## start SUPPLIED INFORMATION

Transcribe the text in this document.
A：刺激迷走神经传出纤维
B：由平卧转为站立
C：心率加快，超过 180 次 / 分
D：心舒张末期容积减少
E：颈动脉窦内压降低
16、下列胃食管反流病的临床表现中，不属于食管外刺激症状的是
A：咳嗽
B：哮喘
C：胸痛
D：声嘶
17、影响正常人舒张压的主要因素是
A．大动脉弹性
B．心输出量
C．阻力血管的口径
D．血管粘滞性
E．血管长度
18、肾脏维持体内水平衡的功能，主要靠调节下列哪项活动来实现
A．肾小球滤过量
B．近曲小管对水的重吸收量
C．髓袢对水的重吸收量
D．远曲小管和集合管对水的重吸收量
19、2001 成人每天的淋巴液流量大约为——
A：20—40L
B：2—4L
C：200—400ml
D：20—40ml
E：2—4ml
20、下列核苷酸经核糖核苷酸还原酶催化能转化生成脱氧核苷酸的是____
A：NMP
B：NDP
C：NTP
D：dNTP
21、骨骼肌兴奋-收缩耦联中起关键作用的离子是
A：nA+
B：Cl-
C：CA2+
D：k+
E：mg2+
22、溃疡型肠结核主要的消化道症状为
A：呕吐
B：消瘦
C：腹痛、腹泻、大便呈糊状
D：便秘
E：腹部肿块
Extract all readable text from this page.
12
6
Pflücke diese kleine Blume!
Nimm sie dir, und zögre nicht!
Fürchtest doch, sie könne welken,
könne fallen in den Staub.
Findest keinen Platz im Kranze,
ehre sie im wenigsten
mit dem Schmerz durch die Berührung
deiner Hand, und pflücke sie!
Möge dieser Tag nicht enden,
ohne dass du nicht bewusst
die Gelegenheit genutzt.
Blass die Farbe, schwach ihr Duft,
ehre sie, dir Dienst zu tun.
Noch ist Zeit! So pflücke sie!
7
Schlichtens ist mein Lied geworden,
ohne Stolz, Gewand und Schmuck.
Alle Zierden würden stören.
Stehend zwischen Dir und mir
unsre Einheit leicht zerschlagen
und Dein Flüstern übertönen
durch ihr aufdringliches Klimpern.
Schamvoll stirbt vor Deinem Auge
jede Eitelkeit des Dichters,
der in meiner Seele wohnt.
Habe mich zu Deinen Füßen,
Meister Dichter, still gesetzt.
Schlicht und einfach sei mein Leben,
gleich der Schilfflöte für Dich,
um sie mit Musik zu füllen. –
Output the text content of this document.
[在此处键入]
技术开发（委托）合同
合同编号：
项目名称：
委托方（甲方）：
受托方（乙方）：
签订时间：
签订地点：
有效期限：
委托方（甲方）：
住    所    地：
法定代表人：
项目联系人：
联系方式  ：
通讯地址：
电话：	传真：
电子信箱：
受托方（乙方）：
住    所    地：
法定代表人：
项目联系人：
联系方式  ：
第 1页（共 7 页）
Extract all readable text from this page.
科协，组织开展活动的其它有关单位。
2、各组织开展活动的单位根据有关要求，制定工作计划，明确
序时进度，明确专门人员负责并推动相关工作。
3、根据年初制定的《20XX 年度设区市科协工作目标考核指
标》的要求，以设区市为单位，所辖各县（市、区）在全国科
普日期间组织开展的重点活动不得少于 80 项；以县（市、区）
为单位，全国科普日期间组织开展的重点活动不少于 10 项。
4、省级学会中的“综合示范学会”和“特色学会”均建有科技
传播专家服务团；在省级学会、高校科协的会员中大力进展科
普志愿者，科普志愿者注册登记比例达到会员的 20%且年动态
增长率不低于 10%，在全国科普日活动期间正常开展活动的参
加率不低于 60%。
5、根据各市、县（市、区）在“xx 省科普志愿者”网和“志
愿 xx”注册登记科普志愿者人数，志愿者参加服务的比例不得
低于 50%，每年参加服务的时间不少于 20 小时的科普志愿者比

## end SUPPLIED INFORMATION

WHAT NEEDS TO BE DONE: Copy all of the data. Keep every word exactly as it is.

WRITTEN RESPONSE:
Transcribe the text in this document.
A：刺激迷走神经传出纤维
B：由平卧转为站立
C：心率加快，超过 180 次 / 分
D：心舒张末期容积减少
E：颈动脉窦内压降低
16、下列胃食管反流病的临床表现中，不属于食管外刺激症状的是
A：咳嗽
B：哮喘
C：胸痛
D：声嘶
17、影响正常人舒张压的主要因素是
A．大动脉弹性
B．心输出量
C．阻力血管的口径
D．血管粘滞性
E．血管长度
18、肾脏维持体内水平衡的功能，主要靠调节下列哪项活动来实现
A．肾小球滤过量
B．近曲小管对水的重吸收量
C．髓袢对水的重吸收量
D．远曲小管和集合管对水的重吸收量
19、2001 成人每天的淋巴液流量大约为——
A：20—40L
B：2—4L
C：200—400ml
D：20—40ml
E：2—4ml
20、下列核苷酸经核糖核苷酸还原酶催化能转化生成脱氧核苷酸的是____
A：NMP
B：NDP
C：NTP
D：dNTP
21、骨骼肌兴奋-收缩耦联中起关键作用的离子是
A：nA+
B：Cl-
C：CA2+
D：k+
E：mg2+
22、溃疡型肠结核主要的消化道症状为
A：呕吐
B：消瘦
C：腹痛、腹泻、大便呈糊状
D：便秘
E：腹部肿块
Extract all readable text from this page.
12
6
Pflücke diese kleine Blume!
Nimm sie dir, und zögre nicht!
Fürchtest doch, sie könne welken,
könne fallen in den Staub.
Findest keinen Platz im Kranze,
ehre sie im wenigsten
mit dem Schmerz durch die Berührung
deiner Hand, und pflücke sie!
Möge dieser Tag nicht enden,
ohne dass du nicht bewusst
die Gelegenheit genutzt.
Blass die Farbe, schwach ihr Duft,
ehre sie, dir Dienst zu tun.
Noch ist Zeit! So pflücke sie!
7
Schlichtens ist mein Lied geworden,
ohne Stolz, Gewand und Schmuck.
Alle Zierden würden stören.
Stehend zwischen Dir und mir
unsre Einheit leicht zerschlagen
und Dein Flüstern übertönen
durch ihr aufdringliches Klimpern.
Schamvoll stirbt vor Deinem Auge
jede Eitelkeit des Dichters,
der in meiner Seele wohnt.
Habe mich zu Deinen Füßen,
Meister Dichter, still gesetzt.
Schlicht und einfach sei mein Leben,
gleich der Schilfflöte für Dich,
um sie mit Musik zu füllen. –
Output the text content of this document.
[在此处键入]
技术开发（委托）合同
合同编号：
项目名称：
委托方（甲方）：
受托方（乙方）：
签订时间：
签订地点：
有效期限：
委托方（甲方）：
住    所    地：
法定代表人：
项目联系人：
联系方式  ：
通讯地址：
电话：	传真：
电子信箱：
受托方（乙方）：
住    所    地：
法定代表人：
项目联系人：
联系方式  ：
第 1页（共 7 页）
Extract all readable text from this page.
科协，组织开展活动的其它有关单位。
2、各组织开展活动的单位根据有关要求，制定工作计划，明确
序时进度，明确专门人员负责并推动相关工作。
3、根据年初制定的《20XX 年度设区市科协工作目标考核指
标》的要求，以设区市为单位，所辖各县（市、区）在全国科
普日期间组织开展的重点活动不得少于 80 项；以县（市、区）
为单位，全国科普日期间组织开展的重点活动不少于 10 项。
4、省级学会中的“综合示范学会”和“特色学会”均建有科技
传播专家服务团；在省级学会、高校科协的会员中大力进展科
普志愿者，科普志愿者注册登记比例达到会员的 20%且年动态
增长率不低于 10%，在全国科普日活动期间正常开展活动的参
加率不低于 60%。
5、根据各市、县（市、区）在“xx 省科普志愿者”网和“志
愿 xx”注册登记科普志愿者人数，志愿者参加服务的比例不得
低于 50%，每年参加服务的时间不少于 20 小时的科普志愿者比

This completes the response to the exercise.